**EXERCISE INSTRUCTIONS:** Reproduce the entries exactly.

# START OF MATERIAL TO PROCESS

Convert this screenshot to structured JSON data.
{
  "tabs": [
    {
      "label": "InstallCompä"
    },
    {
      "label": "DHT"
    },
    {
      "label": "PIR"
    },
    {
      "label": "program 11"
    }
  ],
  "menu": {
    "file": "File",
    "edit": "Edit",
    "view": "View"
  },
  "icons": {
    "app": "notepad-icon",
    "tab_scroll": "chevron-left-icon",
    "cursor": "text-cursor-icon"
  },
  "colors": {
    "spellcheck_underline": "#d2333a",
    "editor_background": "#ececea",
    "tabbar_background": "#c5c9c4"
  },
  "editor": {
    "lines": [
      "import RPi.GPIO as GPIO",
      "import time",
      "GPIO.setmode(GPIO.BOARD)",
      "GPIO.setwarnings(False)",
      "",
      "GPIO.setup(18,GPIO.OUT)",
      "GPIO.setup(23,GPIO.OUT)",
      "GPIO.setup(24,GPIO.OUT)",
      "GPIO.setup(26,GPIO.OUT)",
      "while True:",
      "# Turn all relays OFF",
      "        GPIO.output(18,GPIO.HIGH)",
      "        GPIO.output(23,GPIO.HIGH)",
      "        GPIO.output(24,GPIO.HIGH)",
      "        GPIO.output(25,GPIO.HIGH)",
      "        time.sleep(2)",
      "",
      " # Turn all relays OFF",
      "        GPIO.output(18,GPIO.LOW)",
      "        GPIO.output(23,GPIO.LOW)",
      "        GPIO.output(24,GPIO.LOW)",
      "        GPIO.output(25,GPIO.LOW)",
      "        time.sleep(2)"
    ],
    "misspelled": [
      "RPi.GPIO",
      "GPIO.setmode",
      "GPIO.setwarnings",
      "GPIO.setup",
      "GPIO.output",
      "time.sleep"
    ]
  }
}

# END OF MATERIAL TO PROCESS

**WRITTEN SOLUTION:**
Convert this screenshot to structured JSON data.
{
  "tabs": [
    {
      "label": "InstallCompä"
    },
    {
      "label": "DHT"
    },
    {
      "label": "PIR"
    },
    {
      "label": "program 11"
    }
  ],
  "menu": {
    "file": "File",
    "edit": "Edit",
    "view": "View"
  },
  "icons": {
    "app": "notepad-icon",
    "tab_scroll": "chevron-left-icon",
    "cursor": "text-cursor-icon"
  },
  "colors": {
    "spellcheck_underline": "#d2333a",
    "editor_background": "#ececea",
    "tabbar_background": "#c5c9c4"
  },
  "editor": {
    "lines": [
      "import RPi.GPIO as GPIO",
      "import time",
      "GPIO.setmode(GPIO.BOARD)",
      "GPIO.setwarnings(False)",
      "",
      "GPIO.setup(18,GPIO.OUT)",
      "GPIO.setup(23,GPIO.OUT)",
      "GPIO.setup(24,GPIO.OUT)",
      "GPIO.setup(26,GPIO.OUT)",
      "while True:",
      "# Turn all relays OFF",
      "        GPIO.output(18,GPIO.HIGH)",
      "        GPIO.output(23,GPIO.HIGH)",
      "        GPIO.output(24,GPIO.HIGH)",
      "        GPIO.output(25,GPIO.HIGH)",
      "        time.sleep(2)",
      "",
      " # Turn all relays OFF",
      "        GPIO.output(18,GPIO.LOW)",
      "        GPIO.output(23,GPIO.LOW)",
      "        GPIO.output(24,GPIO.LOW)",
      "        GPIO.output(25,GPIO.LOW)",
      "        time.sleep(2)"
    ],
    "misspelled": [
      "RPi.GPIO",
      "GPIO.setmode",
      "GPIO.setwarnings",
      "GPIO.setup",
      "GPIO.output",
      "time.sleep"
    ]
  }
}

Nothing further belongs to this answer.